*What you should do*
Gather each line in the entries that includes the string "выданного".

━━━━━ Dataset rows ━━━━━

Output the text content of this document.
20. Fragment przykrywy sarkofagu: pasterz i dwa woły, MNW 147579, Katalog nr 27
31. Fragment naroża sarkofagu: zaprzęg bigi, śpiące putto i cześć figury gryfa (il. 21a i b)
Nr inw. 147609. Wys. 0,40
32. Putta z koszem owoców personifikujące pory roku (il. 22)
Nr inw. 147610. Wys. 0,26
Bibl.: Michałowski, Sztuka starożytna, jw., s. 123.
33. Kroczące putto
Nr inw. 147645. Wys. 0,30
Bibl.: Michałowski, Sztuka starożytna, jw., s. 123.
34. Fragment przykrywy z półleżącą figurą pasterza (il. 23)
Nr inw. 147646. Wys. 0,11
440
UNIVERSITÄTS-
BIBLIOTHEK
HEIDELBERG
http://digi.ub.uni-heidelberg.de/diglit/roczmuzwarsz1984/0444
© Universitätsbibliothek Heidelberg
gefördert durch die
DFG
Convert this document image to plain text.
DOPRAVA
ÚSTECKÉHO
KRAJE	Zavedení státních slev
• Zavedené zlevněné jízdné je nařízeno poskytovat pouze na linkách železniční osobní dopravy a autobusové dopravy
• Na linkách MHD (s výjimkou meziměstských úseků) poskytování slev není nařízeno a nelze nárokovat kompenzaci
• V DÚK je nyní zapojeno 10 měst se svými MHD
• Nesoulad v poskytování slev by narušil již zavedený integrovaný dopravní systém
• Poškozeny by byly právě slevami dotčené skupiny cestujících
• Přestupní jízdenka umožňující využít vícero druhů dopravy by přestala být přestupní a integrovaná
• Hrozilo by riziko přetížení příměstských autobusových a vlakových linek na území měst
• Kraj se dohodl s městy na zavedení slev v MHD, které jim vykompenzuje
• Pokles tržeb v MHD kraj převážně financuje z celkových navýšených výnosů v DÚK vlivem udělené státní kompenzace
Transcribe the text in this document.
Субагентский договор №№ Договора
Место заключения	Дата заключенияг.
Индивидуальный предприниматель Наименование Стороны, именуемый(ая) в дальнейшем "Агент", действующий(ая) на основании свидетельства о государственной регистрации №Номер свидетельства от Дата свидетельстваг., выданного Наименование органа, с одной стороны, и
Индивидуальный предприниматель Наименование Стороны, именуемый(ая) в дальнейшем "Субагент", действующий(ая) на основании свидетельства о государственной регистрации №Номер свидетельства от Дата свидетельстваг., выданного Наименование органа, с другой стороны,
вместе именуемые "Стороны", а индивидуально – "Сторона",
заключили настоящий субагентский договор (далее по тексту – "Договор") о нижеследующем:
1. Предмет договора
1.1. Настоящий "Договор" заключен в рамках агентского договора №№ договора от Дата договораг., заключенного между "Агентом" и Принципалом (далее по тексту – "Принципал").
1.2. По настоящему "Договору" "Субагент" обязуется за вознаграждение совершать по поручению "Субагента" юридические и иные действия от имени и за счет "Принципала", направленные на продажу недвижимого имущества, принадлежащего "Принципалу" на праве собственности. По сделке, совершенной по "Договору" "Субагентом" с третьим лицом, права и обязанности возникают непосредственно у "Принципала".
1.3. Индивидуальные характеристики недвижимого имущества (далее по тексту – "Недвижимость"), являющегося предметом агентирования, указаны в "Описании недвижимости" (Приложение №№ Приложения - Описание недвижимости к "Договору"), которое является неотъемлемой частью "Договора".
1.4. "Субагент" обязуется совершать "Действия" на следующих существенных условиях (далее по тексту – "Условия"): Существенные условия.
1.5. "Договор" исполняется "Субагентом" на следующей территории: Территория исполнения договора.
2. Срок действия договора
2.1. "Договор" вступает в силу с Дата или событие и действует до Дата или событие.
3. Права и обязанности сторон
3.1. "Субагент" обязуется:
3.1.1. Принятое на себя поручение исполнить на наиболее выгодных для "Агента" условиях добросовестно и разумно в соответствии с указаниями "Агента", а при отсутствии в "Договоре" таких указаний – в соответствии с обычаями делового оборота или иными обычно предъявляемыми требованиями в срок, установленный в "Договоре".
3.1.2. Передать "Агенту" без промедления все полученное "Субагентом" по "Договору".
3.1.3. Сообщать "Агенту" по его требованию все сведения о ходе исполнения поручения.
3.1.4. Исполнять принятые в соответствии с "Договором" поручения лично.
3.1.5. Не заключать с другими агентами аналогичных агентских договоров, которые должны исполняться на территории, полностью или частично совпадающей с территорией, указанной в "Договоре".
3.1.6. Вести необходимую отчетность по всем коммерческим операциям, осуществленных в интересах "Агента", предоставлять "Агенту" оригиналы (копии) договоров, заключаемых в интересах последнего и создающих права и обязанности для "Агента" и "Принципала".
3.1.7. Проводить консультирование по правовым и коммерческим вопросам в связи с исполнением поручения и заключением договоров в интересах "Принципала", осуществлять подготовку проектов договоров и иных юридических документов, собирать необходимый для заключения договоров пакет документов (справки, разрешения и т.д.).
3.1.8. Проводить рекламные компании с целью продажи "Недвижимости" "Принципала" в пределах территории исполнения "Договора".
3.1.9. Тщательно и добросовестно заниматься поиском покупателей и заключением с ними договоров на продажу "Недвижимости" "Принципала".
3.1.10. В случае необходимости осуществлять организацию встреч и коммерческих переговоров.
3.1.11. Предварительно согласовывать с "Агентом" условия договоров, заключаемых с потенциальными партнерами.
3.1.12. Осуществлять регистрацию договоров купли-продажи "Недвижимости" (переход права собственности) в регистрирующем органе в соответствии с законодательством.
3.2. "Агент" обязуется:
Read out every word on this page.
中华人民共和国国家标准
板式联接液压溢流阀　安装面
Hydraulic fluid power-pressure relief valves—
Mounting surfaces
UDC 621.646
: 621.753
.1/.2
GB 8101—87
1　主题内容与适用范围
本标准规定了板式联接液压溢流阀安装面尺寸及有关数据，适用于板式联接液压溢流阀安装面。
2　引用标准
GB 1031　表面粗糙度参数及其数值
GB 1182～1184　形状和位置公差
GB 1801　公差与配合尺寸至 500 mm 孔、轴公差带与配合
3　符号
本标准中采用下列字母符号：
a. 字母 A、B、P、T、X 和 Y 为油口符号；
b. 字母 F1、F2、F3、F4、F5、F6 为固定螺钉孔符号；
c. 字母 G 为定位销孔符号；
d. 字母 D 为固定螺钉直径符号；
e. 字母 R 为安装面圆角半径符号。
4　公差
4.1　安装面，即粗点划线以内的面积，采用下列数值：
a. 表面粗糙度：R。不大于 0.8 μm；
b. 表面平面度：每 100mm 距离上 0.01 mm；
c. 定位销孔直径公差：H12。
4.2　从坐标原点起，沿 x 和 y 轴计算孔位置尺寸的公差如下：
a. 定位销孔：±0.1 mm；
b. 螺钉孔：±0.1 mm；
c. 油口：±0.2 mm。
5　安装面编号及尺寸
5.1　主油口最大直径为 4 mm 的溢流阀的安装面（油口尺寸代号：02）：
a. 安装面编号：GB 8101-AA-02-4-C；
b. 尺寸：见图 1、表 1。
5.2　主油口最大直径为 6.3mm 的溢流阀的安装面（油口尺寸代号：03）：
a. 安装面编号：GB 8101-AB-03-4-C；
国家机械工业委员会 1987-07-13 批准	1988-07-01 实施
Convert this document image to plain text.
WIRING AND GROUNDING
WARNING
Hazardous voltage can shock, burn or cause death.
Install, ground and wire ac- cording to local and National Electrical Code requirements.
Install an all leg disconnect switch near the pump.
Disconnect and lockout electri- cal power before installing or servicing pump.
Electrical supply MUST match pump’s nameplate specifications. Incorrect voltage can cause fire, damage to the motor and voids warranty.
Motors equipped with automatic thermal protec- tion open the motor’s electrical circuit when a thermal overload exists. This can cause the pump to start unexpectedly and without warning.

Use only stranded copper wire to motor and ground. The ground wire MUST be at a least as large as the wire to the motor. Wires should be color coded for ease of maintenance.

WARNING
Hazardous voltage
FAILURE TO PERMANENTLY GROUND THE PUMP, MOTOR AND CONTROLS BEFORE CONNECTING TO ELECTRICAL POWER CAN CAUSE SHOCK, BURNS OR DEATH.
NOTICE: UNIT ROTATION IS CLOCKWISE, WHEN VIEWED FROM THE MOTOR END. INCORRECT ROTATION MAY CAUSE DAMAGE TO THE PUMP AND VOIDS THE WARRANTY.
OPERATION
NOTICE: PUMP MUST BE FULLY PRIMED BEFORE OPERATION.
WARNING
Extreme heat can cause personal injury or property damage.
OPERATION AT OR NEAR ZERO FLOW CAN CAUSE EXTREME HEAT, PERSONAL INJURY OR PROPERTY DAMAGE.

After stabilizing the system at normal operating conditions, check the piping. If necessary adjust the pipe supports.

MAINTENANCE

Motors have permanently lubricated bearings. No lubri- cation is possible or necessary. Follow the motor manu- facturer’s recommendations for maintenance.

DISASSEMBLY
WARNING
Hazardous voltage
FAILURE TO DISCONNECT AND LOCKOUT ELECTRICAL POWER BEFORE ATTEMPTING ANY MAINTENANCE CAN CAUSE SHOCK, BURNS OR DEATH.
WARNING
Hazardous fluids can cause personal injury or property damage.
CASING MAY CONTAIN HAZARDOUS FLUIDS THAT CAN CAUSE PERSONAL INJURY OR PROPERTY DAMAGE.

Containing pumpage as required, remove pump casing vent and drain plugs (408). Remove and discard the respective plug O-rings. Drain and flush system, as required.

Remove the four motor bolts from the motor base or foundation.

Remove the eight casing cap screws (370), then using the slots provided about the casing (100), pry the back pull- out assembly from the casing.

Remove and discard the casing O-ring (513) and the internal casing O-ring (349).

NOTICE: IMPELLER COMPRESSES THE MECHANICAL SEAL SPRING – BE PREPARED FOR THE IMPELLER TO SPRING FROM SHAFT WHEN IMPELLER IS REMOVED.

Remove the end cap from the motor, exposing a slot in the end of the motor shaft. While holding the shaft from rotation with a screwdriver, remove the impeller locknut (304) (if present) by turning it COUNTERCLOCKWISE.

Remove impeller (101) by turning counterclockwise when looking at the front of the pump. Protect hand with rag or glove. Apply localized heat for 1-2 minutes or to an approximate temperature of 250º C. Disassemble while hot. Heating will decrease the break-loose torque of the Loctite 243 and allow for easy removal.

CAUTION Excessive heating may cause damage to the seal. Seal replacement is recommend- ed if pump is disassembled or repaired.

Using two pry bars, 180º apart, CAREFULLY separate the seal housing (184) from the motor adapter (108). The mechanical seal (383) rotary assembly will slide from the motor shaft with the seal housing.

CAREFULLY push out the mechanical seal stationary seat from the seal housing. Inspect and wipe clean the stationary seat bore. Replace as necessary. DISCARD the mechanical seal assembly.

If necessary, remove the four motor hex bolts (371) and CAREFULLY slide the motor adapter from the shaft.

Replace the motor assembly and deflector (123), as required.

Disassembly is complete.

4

━━━━━

*Task result*
Индивидуальный предприниматель Наименование Стороны, именуемый(ая) в дальнейшем "Агент", действующий(ая) на основании свидетельства о государственной регистрации №Номер свидетельства от Дата свидетельстваг., выданного Наименование органа, с одной стороны, и
Индивидуальный предприниматель Наименование Стороны, именуемый(ая) в дальнейшем "Субагент", действующий(ая) на основании свидетельства о государственной регистрации №Номер свидетельства от Дата свидетельстваг., выданного Наименование органа, с другой стороны,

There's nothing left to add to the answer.